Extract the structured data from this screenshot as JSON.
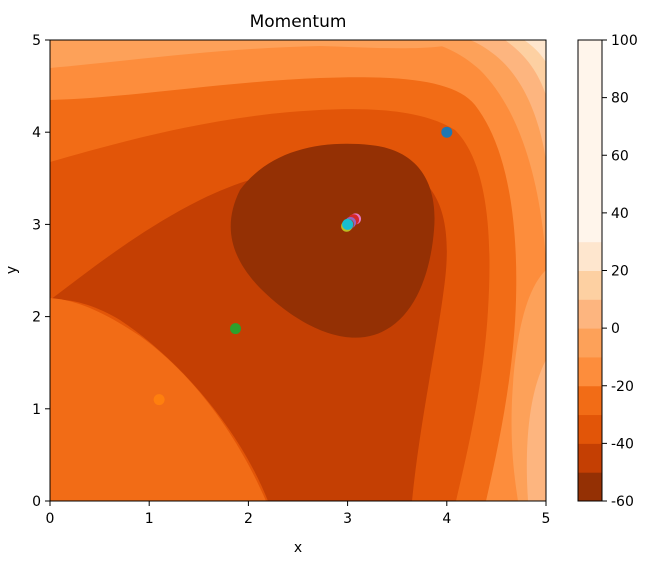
{
  "chart_data": {
    "type": "contour",
    "title": "Momentum",
    "xlabel": "x",
    "ylabel": "y",
    "xlim": [
      0,
      5
    ],
    "ylim": [
      0,
      5
    ],
    "xticks": [
      "0",
      "1",
      "2",
      "3",
      "4",
      "5"
    ],
    "yticks": [
      "0",
      "1",
      "2",
      "3",
      "4",
      "5"
    ],
    "grid": false,
    "colormap": "Oranges_r",
    "colorbar": {
      "min": -60,
      "max": 100,
      "levels": [
        -60,
        -50,
        -40,
        -30,
        -20,
        -10,
        0,
        10,
        20,
        30,
        40,
        50,
        60,
        70,
        80,
        90,
        100
      ],
      "ticks": [
        "-60",
        "-40",
        "-20",
        "0",
        "20",
        "40",
        "60",
        "80",
        "100"
      ],
      "colors": [
        "#943004",
        "#c43f03",
        "#e25508",
        "#f26c16",
        "#fd8d3c",
        "#fda159",
        "#fdb57f",
        "#fdd0a2",
        "#fee6ce",
        "#fff5eb",
        "#fff5eb",
        "#fff5eb",
        "#fff5eb",
        "#fff5eb",
        "#fff5eb",
        "#fff5eb"
      ]
    },
    "points": [
      {
        "x": 4.0,
        "y": 4.0,
        "color": "#1f77b4"
      },
      {
        "x": 1.1,
        "y": 1.1,
        "color": "#ff7f0e"
      },
      {
        "x": 1.87,
        "y": 1.87,
        "color": "#2ca02c"
      },
      {
        "x": 3.08,
        "y": 3.06,
        "color": "#e377c2"
      },
      {
        "x": 3.06,
        "y": 3.05,
        "color": "#d62728"
      },
      {
        "x": 3.03,
        "y": 3.02,
        "color": "#9467bd"
      },
      {
        "x": 3.01,
        "y": 3.0,
        "color": "#8c564b"
      },
      {
        "x": 3.0,
        "y": 2.99,
        "color": "#7f7f7f"
      },
      {
        "x": 2.99,
        "y": 2.98,
        "color": "#bcbd22"
      },
      {
        "x": 3.0,
        "y": 3.0,
        "color": "#17becf"
      }
    ]
  }
}
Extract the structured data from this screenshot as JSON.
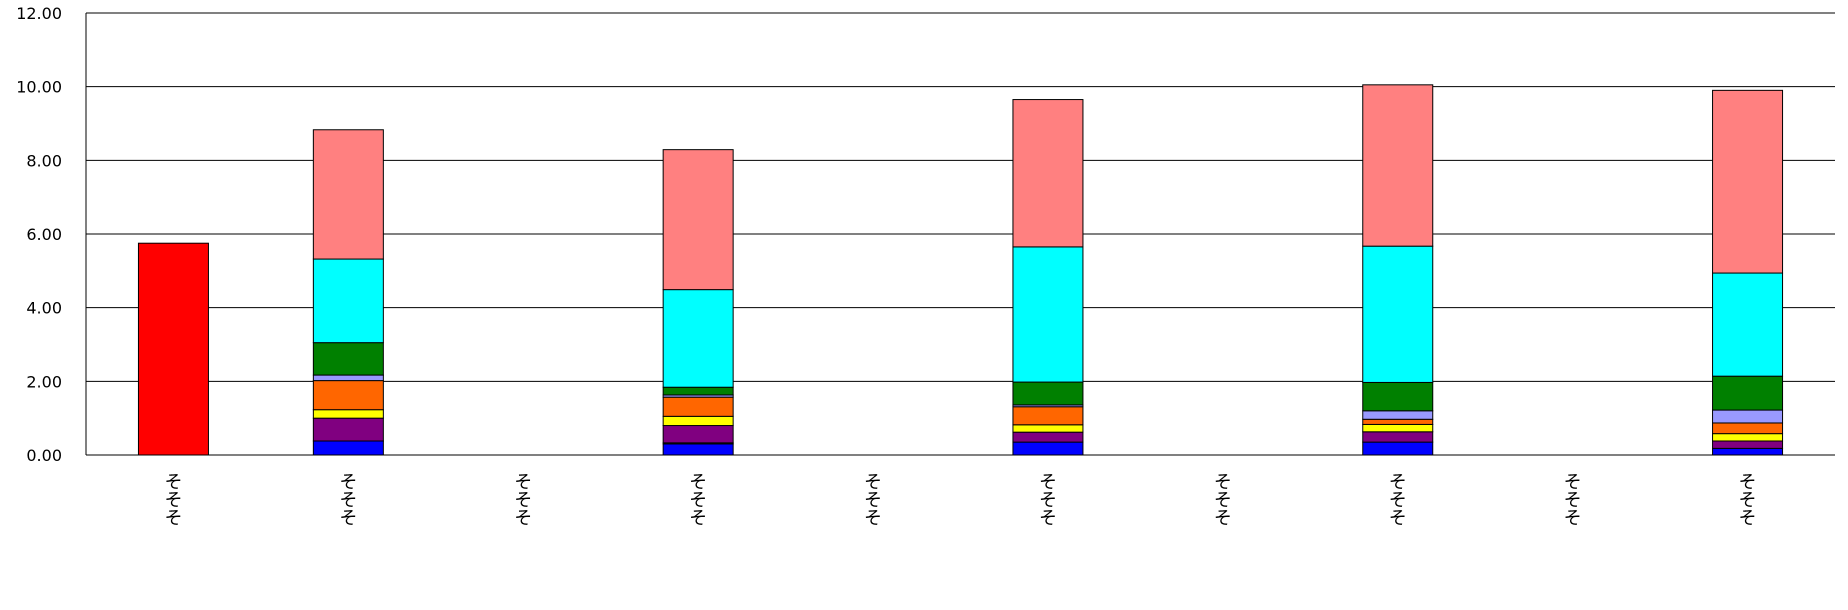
{
  "chart_data": {
    "type": "bar",
    "stacked": true,
    "grid": true,
    "legend": "none",
    "ylim": [
      0,
      12
    ],
    "y_ticks": [
      {
        "value": 0,
        "label": "0.00"
      },
      {
        "value": 2,
        "label": "2.00"
      },
      {
        "value": 4,
        "label": "4.00"
      },
      {
        "value": 6,
        "label": "6.00"
      },
      {
        "value": 8,
        "label": "8.00"
      },
      {
        "value": 10,
        "label": "10.00"
      },
      {
        "value": 12,
        "label": "12.00"
      }
    ],
    "categories": [
      "そそそ",
      "そそそ",
      "そそそ",
      "そそそ",
      "そそそ",
      "そそそ",
      "そそそ",
      "そそそ",
      "そそそ",
      "そそそ"
    ],
    "series": [
      {
        "color": "#FF0000",
        "values": [
          5.75,
          0,
          0,
          0,
          0,
          0,
          0,
          0,
          0,
          0
        ]
      },
      {
        "color": "#0000FF",
        "values": [
          0,
          0.38,
          0,
          0.3,
          0,
          0.35,
          0,
          0.35,
          0,
          0.18
        ]
      },
      {
        "color": "#00AA00",
        "values": [
          0,
          0,
          0,
          0.03,
          0,
          0,
          0,
          0,
          0,
          0
        ]
      },
      {
        "color": "#800080",
        "values": [
          0,
          0.62,
          0,
          0.47,
          0,
          0.27,
          0,
          0.28,
          0,
          0.2
        ]
      },
      {
        "color": "#FFFF00",
        "values": [
          0,
          0.23,
          0,
          0.25,
          0,
          0.2,
          0,
          0.2,
          0,
          0.2
        ]
      },
      {
        "color": "#FF6600",
        "values": [
          0,
          0.79,
          0,
          0.52,
          0,
          0.49,
          0,
          0.14,
          0,
          0.29
        ]
      },
      {
        "color": "#9999FF",
        "values": [
          0,
          0.15,
          0,
          0.06,
          0,
          0.05,
          0,
          0.23,
          0,
          0.35
        ]
      },
      {
        "color": "#008000",
        "values": [
          0,
          0.88,
          0,
          0.21,
          0,
          0.62,
          0,
          0.77,
          0,
          0.92
        ]
      },
      {
        "color": "#00FFFF",
        "values": [
          0,
          2.27,
          0,
          2.65,
          0,
          3.67,
          0,
          3.7,
          0,
          2.8
        ]
      },
      {
        "color": "#FF8080",
        "values": [
          0,
          3.51,
          0,
          3.8,
          0,
          4.0,
          0,
          4.38,
          0,
          4.96
        ]
      }
    ]
  }
}
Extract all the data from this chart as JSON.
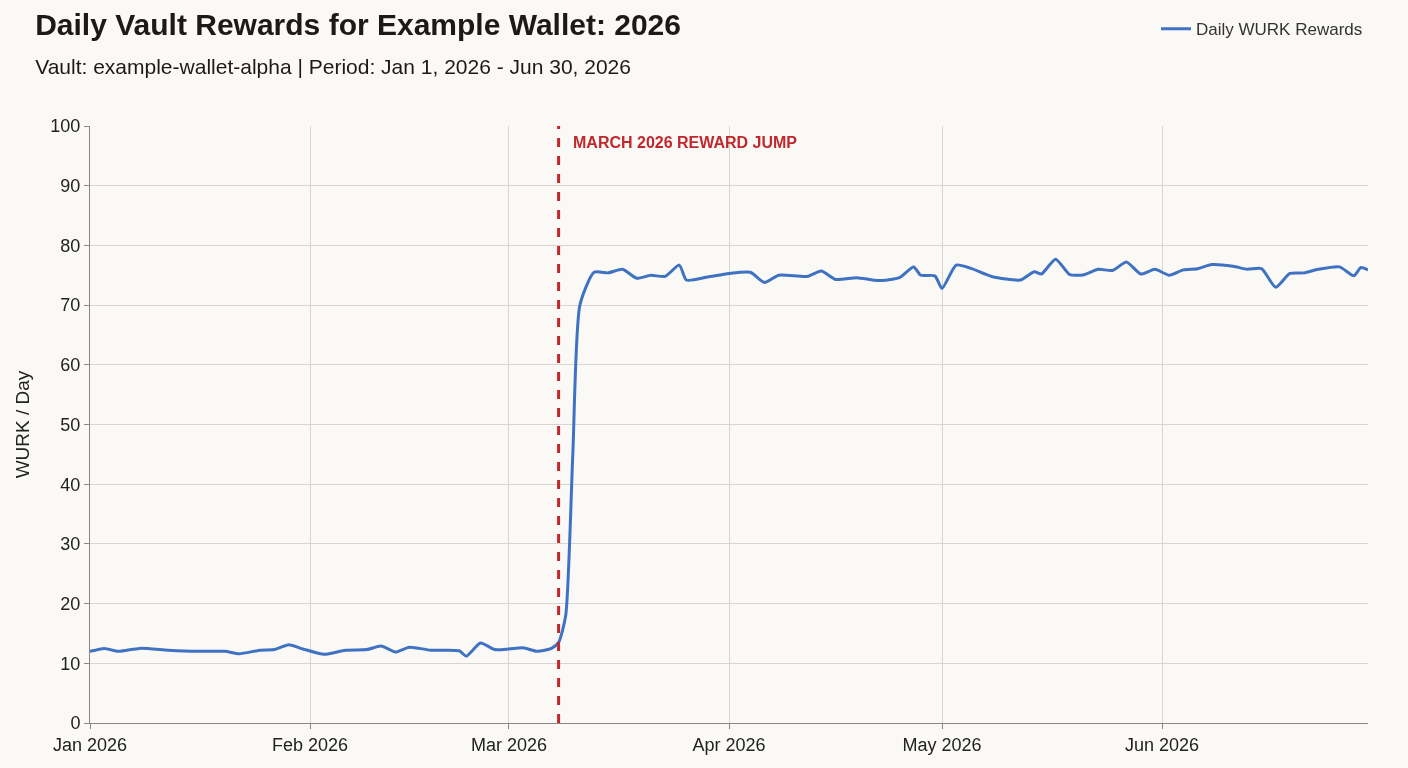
{
  "chart_data": {
    "type": "line",
    "title": "Daily Vault Rewards for Example Wallet: 2026",
    "subtitle": "Vault: example-wallet-alpha | Period: Jan 1, 2026 - Jun 30, 2026",
    "ylabel": "WURK / Day",
    "x": [
      "2026-01-01",
      "2026-01-03",
      "2026-01-05",
      "2026-01-08",
      "2026-01-12",
      "2026-01-16",
      "2026-01-20",
      "2026-01-22",
      "2026-01-25",
      "2026-01-27",
      "2026-01-29",
      "2026-01-31",
      "2026-02-03",
      "2026-02-06",
      "2026-02-09",
      "2026-02-11",
      "2026-02-13",
      "2026-02-15",
      "2026-02-18",
      "2026-02-22",
      "2026-02-23",
      "2026-02-25",
      "2026-02-27",
      "2026-03-01",
      "2026-03-03",
      "2026-03-05",
      "2026-03-07",
      "2026-03-08",
      "2026-03-09",
      "2026-03-10",
      "2026-03-11",
      "2026-03-13",
      "2026-03-15",
      "2026-03-17",
      "2026-03-19",
      "2026-03-21",
      "2026-03-23",
      "2026-03-25",
      "2026-03-26",
      "2026-03-29",
      "2026-04-01",
      "2026-04-04",
      "2026-04-06",
      "2026-04-08",
      "2026-04-12",
      "2026-04-14",
      "2026-04-16",
      "2026-04-19",
      "2026-04-22",
      "2026-04-25",
      "2026-04-27",
      "2026-04-28",
      "2026-04-30",
      "2026-05-01",
      "2026-05-03",
      "2026-05-05",
      "2026-05-08",
      "2026-05-12",
      "2026-05-14",
      "2026-05-15",
      "2026-05-17",
      "2026-05-19",
      "2026-05-21",
      "2026-05-23",
      "2026-05-25",
      "2026-05-27",
      "2026-05-29",
      "2026-05-31",
      "2026-06-02",
      "2026-06-04",
      "2026-06-06",
      "2026-06-08",
      "2026-06-11",
      "2026-06-13",
      "2026-06-15",
      "2026-06-17",
      "2026-06-19",
      "2026-06-21",
      "2026-06-23",
      "2026-06-26",
      "2026-06-28",
      "2026-06-29",
      "2026-06-30"
    ],
    "series": [
      {
        "name": "Daily WURK Rewards",
        "color": "#3f72c2",
        "values": [
          12,
          12.5,
          12,
          12.5,
          12.2,
          12,
          12,
          11.6,
          12.2,
          12.3,
          13.1,
          12.4,
          11.5,
          12.2,
          12.3,
          12.9,
          11.9,
          12.7,
          12.2,
          12.1,
          11.2,
          13.4,
          12.3,
          12.4,
          12.6,
          12,
          12.5,
          13.5,
          18,
          45,
          70,
          75.5,
          75.4,
          76,
          74.5,
          75,
          74.8,
          76.7,
          74.2,
          74.7,
          75.3,
          75.5,
          73.8,
          75,
          74.8,
          75.7,
          74.3,
          74.6,
          74.1,
          74.6,
          76.4,
          75,
          74.9,
          72.8,
          76.7,
          76.2,
          74.8,
          74.2,
          75.6,
          75.2,
          77.7,
          75.1,
          75.1,
          76,
          75.8,
          77.2,
          75.2,
          76,
          75,
          75.9,
          76.1,
          76.8,
          76.5,
          76,
          76.1,
          73,
          75.3,
          75.4,
          76,
          76.4,
          74.9,
          76.3,
          75.9
        ]
      }
    ],
    "xlim": [
      "2026-01-01",
      "2026-06-30"
    ],
    "xticks": [
      {
        "value": "2026-01-01",
        "label": "Jan 2026"
      },
      {
        "value": "2026-02-01",
        "label": "Feb 2026"
      },
      {
        "value": "2026-03-01",
        "label": "Mar 2026"
      },
      {
        "value": "2026-04-01",
        "label": "Apr 2026"
      },
      {
        "value": "2026-05-01",
        "label": "May 2026"
      },
      {
        "value": "2026-06-01",
        "label": "Jun 2026"
      }
    ],
    "ylim": [
      0,
      100
    ],
    "yticks": [
      0,
      10,
      20,
      30,
      40,
      50,
      60,
      70,
      80,
      90,
      100
    ],
    "ref_lines": [
      {
        "axis": "x",
        "value": "2026-03-08",
        "label": "MARCH 2026 REWARD JUMP",
        "color": "#c0282d",
        "line_style": "dashed"
      }
    ],
    "grid": true,
    "legend": "top right",
    "marker": "none",
    "line_style": "solid"
  }
}
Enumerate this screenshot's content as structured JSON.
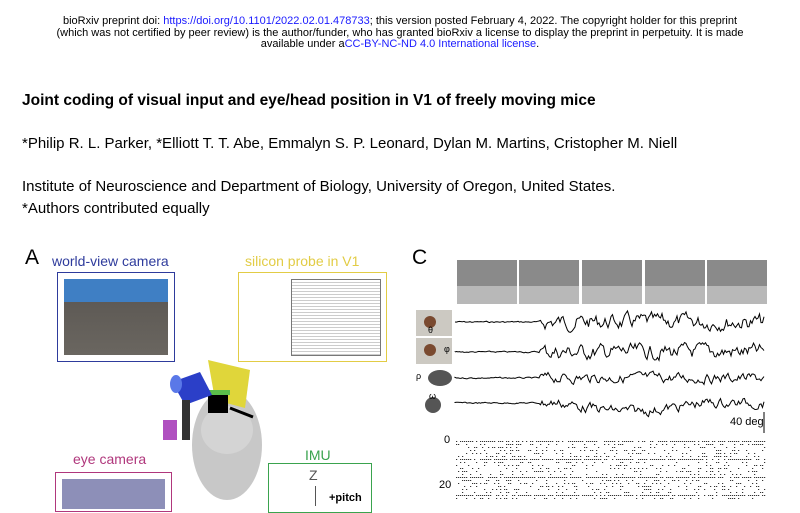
{
  "header": {
    "prefix": "bioRxiv preprint doi: ",
    "doi_link": "https://doi.org/10.1101/2022.02.01.478733",
    "line1_rest": "; this version posted February 4, 2022. The copyright holder for this preprint",
    "line2": "(which was not certified by peer review) is the author/funder, who has granted bioRxiv a license to display the preprint in perpetuity. It is made",
    "line3_prefix": "available under a",
    "license_link": "CC-BY-NC-ND 4.0 International license",
    "line3_suffix": "."
  },
  "paper": {
    "title": "Joint coding of visual input and eye/head position in V1 of freely moving mice",
    "authors": "*Philip R. L. Parker, *Elliott T. T. Abe, Emmalyn S. P. Leonard, Dylan M. Martins, Cristopher M. Niell",
    "affiliation": "Institute of Neuroscience and Department of Biology, University of Oregon, United States.",
    "note": "*Authors contributed equally"
  },
  "figure": {
    "panel_a": {
      "letter": "A",
      "world_camera_label": "world-view camera",
      "probe_label": "silicon probe in V1",
      "eye_camera_label": "eye camera",
      "imu_label": "IMU",
      "imu_axis": "Z",
      "imu_pitch": "+pitch",
      "colors": {
        "world": "#2e3b9c",
        "probe": "#e2cc45",
        "eye": "#b0377c",
        "imu": "#3aa34e"
      }
    },
    "panel_c": {
      "letter": "C",
      "theta_symbol": "θ",
      "phi_symbol": "φ",
      "rho_symbol": "ρ",
      "omega_symbol": "ω",
      "scale_label": "40 deg",
      "raster_ticks": [
        "0",
        "20"
      ]
    }
  }
}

— Task directions —
Which lines contain "WURK"? Show each of them.

— Answer —
    "ylabel": "WURK / Day",
        "name": "Daily WURK Rewards",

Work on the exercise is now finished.